Recorded data:
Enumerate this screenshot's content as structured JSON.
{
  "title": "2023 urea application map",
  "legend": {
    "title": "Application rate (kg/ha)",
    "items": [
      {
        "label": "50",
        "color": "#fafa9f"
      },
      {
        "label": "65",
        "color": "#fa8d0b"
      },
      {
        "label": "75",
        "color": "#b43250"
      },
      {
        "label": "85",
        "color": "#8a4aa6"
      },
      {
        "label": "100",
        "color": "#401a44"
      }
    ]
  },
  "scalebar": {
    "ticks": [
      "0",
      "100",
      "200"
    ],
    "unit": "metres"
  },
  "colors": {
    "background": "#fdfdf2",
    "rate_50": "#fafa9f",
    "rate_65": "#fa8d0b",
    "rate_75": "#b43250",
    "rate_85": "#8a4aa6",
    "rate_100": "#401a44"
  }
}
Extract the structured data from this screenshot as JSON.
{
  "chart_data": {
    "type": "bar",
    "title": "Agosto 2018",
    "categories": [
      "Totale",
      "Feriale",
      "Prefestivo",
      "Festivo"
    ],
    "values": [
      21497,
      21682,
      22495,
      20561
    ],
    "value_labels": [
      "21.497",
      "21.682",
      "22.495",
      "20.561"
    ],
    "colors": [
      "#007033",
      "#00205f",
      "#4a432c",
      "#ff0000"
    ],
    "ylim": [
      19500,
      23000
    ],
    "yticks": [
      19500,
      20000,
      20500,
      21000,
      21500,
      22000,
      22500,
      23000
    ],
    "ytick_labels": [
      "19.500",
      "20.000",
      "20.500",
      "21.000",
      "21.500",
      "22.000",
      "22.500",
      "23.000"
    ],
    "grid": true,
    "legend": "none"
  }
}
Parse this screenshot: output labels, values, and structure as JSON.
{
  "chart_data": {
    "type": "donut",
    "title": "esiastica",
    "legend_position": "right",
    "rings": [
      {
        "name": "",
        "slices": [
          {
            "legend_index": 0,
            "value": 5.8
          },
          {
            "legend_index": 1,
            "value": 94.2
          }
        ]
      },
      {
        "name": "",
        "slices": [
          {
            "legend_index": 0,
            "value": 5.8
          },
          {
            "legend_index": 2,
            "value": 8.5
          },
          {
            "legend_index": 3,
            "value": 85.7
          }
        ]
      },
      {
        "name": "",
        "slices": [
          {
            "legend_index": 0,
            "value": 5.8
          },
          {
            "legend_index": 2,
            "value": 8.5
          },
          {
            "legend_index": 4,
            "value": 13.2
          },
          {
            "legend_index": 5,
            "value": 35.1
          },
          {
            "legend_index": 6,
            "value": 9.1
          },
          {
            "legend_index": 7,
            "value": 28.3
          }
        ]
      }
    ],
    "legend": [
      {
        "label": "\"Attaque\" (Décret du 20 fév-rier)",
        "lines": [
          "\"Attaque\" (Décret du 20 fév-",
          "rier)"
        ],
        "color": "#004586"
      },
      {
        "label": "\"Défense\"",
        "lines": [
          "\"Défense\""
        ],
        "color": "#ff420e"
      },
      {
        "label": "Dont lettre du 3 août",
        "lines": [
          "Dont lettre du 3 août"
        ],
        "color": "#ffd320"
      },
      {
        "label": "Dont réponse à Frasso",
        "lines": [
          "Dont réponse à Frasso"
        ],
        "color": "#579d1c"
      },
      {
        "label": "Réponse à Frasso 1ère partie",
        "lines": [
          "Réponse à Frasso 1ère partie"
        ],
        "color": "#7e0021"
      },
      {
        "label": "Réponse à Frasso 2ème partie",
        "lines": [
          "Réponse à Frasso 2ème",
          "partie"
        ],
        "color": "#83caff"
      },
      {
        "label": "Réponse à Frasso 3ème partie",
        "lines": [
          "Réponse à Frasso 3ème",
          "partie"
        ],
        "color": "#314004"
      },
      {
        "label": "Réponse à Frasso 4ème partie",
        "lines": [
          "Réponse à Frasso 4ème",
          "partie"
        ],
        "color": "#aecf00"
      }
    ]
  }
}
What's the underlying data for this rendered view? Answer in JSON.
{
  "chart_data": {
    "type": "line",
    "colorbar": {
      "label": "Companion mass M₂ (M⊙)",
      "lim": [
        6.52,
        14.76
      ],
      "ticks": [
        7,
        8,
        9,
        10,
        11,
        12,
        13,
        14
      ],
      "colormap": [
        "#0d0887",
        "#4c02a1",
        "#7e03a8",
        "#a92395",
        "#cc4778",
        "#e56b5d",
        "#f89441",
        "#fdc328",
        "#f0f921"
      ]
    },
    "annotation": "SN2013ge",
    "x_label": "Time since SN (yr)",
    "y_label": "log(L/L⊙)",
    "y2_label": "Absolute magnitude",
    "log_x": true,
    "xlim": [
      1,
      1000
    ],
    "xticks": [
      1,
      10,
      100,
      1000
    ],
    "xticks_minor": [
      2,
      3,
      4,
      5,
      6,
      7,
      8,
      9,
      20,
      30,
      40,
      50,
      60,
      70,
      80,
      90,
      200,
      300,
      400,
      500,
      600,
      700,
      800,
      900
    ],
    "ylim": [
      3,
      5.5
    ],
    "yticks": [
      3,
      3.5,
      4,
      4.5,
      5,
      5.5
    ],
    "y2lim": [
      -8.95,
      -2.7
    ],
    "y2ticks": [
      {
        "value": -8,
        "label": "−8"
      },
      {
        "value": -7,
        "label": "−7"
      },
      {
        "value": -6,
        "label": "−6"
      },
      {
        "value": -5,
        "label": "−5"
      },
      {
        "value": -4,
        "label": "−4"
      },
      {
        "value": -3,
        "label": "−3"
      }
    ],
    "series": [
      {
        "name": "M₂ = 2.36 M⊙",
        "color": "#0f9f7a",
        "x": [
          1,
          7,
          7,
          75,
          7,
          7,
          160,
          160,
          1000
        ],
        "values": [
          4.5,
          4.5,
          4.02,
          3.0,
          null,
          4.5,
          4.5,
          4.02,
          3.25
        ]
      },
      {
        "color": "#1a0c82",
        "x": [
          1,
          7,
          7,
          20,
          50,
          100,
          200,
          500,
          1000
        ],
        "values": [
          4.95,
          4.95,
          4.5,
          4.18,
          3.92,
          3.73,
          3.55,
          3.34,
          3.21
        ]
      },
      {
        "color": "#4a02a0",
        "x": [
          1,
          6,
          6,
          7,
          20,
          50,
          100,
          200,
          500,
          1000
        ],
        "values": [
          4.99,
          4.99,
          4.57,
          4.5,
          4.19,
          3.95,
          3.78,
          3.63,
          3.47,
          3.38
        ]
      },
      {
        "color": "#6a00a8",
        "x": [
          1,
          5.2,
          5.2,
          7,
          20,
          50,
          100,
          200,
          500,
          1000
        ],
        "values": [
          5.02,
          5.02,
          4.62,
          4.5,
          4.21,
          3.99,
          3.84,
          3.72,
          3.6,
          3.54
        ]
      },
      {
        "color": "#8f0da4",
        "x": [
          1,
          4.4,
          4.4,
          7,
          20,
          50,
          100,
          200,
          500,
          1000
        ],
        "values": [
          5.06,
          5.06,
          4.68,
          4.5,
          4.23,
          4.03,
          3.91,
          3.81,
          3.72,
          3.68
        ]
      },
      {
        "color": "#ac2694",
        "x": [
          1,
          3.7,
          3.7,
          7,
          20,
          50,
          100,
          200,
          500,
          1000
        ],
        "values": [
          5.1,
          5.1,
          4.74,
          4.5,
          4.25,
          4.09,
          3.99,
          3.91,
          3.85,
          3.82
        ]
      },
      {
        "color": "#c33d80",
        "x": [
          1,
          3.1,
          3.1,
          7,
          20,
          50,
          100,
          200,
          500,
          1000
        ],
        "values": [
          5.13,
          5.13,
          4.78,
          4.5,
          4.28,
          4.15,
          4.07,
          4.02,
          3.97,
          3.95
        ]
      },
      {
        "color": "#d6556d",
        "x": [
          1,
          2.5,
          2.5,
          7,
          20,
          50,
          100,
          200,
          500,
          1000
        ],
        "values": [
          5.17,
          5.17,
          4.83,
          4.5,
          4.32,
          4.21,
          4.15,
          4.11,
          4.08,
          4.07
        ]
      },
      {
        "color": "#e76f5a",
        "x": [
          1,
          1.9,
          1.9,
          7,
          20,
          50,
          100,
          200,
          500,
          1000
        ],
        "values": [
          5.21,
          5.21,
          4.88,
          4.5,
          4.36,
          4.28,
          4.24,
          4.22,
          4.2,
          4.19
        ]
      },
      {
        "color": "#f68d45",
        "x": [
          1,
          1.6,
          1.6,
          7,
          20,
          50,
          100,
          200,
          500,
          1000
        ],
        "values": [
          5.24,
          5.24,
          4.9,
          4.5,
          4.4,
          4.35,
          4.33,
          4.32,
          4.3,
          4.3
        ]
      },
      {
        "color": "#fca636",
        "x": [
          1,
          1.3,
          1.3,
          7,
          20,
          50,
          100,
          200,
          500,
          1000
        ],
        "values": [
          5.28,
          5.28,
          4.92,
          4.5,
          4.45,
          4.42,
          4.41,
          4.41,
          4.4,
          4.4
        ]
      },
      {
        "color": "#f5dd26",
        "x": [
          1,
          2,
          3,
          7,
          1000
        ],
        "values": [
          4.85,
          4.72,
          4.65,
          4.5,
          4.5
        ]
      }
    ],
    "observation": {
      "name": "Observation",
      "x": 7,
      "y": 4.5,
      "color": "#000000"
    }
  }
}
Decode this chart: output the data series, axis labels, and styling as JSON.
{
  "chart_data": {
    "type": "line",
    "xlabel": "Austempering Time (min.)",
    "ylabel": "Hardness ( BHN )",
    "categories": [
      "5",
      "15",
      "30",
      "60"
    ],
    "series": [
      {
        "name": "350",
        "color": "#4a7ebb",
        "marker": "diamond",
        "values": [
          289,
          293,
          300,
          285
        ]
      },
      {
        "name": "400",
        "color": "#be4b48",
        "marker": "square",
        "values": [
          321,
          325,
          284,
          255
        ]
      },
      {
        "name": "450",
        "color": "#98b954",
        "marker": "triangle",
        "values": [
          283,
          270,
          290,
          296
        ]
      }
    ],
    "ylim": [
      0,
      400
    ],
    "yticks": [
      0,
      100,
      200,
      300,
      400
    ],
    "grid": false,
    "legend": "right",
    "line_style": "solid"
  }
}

◆ **Written exercise**: Copy each line of the preceding data that contains the string "lettre".

◆ **Exercise output**:
        "label": "Dont lettre du 3 août",
          "Dont lettre du 3 août"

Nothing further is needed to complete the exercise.